-- BEGIN --

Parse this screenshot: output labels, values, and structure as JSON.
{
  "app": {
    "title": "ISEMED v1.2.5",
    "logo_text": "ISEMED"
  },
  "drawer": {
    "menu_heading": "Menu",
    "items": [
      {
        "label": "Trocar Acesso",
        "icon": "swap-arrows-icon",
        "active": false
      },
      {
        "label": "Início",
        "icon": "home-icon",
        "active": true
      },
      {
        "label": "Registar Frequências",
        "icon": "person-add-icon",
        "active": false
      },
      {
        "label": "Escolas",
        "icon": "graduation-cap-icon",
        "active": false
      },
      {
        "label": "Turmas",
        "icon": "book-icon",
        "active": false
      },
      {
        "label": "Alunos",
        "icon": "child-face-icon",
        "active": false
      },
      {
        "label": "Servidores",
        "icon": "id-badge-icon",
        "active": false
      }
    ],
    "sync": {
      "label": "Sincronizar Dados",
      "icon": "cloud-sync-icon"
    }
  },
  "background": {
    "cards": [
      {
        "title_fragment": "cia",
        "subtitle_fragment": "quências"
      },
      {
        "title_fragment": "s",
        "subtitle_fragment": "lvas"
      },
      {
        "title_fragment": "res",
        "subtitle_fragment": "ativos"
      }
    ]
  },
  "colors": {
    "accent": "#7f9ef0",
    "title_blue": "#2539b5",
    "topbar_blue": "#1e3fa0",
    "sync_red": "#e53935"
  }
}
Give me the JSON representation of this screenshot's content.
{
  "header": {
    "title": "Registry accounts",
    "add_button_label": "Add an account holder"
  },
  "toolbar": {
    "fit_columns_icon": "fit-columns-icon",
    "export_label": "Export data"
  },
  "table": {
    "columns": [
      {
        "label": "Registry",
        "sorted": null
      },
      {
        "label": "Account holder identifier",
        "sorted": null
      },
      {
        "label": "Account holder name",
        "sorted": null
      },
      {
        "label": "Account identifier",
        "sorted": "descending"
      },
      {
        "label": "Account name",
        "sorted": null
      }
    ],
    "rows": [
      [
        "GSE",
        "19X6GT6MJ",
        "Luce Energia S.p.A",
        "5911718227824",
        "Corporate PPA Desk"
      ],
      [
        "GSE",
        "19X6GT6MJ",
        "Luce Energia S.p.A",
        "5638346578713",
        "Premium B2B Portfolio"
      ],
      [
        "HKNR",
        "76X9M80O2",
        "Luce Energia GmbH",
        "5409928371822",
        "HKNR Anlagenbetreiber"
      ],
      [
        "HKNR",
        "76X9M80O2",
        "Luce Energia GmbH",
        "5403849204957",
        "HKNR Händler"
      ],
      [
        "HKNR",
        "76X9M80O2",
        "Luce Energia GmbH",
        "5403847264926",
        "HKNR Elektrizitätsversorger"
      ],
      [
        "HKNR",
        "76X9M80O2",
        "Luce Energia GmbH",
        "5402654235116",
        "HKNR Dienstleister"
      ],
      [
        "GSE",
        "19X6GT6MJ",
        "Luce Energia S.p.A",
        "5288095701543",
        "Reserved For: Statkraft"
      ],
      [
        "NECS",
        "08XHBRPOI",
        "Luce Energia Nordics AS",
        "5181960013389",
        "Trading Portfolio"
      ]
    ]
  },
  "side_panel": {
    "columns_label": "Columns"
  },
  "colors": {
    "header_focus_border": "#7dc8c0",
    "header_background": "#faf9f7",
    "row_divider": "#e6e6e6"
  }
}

-- END --

Your instructions: Tell how many lines of the material above hold "Portfolio", answering with a bare number.

Response: 2